* Begin SUPPLIED RECORDS *

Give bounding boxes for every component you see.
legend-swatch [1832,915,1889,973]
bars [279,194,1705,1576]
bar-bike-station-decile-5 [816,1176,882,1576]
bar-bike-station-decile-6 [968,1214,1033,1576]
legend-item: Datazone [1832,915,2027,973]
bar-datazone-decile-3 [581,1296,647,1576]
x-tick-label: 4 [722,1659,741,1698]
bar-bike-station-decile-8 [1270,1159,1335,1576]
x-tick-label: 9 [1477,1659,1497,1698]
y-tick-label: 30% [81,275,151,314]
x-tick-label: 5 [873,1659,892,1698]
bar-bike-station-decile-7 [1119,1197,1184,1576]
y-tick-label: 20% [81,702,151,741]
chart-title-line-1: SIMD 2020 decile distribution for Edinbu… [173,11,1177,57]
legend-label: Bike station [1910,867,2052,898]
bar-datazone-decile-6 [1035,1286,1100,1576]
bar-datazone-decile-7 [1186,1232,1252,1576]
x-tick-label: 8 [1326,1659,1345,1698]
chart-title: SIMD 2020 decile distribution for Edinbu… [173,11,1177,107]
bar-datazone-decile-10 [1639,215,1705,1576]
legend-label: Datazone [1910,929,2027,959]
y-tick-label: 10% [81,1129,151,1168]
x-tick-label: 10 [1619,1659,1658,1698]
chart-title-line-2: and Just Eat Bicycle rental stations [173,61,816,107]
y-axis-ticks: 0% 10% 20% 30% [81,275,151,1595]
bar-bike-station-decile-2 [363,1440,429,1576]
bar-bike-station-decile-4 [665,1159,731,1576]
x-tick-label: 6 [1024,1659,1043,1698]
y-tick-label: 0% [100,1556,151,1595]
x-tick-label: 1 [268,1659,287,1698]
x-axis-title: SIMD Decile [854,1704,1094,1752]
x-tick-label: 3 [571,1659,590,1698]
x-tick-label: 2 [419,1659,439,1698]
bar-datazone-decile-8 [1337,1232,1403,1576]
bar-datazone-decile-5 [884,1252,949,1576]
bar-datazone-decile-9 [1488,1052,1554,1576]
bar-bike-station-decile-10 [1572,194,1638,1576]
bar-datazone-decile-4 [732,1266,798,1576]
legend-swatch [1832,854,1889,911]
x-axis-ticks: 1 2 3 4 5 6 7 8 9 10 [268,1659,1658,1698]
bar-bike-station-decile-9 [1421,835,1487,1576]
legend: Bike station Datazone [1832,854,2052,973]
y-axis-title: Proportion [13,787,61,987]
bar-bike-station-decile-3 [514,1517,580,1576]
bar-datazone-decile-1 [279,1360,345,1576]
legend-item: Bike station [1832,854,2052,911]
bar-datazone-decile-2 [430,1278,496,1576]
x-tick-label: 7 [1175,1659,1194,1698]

* End SUPPLIED RECORDS *

§ REQUIREMENT:
Write out the items word for word, starting with the first one and going on through the line with "bar-datazone-decile-10 [1639,215,1705,1576]", and include both of those lines.

§ RESULT OF THIS TASK:
Give bounding boxes for every component you see.
legend-swatch [1832,915,1889,973]
bars [279,194,1705,1576]
bar-bike-station-decile-5 [816,1176,882,1576]
bar-bike-station-decile-6 [968,1214,1033,1576]
legend-item: Datazone [1832,915,2027,973]
bar-datazone-decile-3 [581,1296,647,1576]
x-tick-label: 4 [722,1659,741,1698]
bar-bike-station-decile-8 [1270,1159,1335,1576]
x-tick-label: 9 [1477,1659,1497,1698]
y-tick-label: 30% [81,275,151,314]
x-tick-label: 5 [873,1659,892,1698]
bar-bike-station-decile-7 [1119,1197,1184,1576]
y-tick-label: 20% [81,702,151,741]
chart-title-line-1: SIMD 2020 decile distribution for Edinbu… [173,11,1177,57]
legend-label: Bike station [1910,867,2052,898]
bar-datazone-decile-6 [1035,1286,1100,1576]
bar-datazone-decile-7 [1186,1232,1252,1576]
x-tick-label: 8 [1326,1659,1345,1698]
chart-title: SIMD 2020 decile distribution for Edinbu… [173,11,1177,107]
bar-datazone-decile-10 [1639,215,1705,1576]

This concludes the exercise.